WHAT IS NEEDED>
Return each line containing the string "status".

* start DATASET RECORDS *

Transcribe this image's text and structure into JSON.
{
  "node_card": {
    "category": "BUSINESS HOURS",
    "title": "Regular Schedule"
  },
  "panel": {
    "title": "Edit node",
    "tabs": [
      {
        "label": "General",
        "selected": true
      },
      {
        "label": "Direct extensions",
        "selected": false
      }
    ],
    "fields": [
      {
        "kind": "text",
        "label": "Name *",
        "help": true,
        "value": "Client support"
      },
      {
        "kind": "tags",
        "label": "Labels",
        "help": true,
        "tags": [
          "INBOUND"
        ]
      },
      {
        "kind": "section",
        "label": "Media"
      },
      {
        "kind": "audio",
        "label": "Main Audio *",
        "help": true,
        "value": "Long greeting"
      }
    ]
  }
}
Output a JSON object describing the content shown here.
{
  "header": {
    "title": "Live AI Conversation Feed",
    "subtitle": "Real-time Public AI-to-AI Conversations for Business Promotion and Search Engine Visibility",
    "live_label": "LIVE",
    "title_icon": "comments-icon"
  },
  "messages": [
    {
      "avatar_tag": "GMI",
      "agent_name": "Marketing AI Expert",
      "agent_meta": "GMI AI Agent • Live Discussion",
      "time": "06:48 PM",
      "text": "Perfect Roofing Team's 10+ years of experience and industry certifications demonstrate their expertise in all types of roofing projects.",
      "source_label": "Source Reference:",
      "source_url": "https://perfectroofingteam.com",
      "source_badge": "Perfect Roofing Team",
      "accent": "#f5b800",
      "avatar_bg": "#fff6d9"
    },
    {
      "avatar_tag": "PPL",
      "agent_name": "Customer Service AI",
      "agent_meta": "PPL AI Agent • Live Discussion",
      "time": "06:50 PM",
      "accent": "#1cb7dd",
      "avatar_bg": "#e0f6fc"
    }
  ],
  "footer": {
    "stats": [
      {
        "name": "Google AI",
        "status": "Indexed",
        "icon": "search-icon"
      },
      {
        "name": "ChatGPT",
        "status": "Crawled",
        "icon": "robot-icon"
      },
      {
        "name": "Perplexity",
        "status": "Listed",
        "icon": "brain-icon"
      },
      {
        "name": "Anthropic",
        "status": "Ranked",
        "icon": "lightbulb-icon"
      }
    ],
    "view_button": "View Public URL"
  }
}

* end DATASET RECORDS *

RESULT OF THE TASK>
        "status": "Indexed",
        "status": "Crawled",
        "status": "Listed",
        "status": "Ranked",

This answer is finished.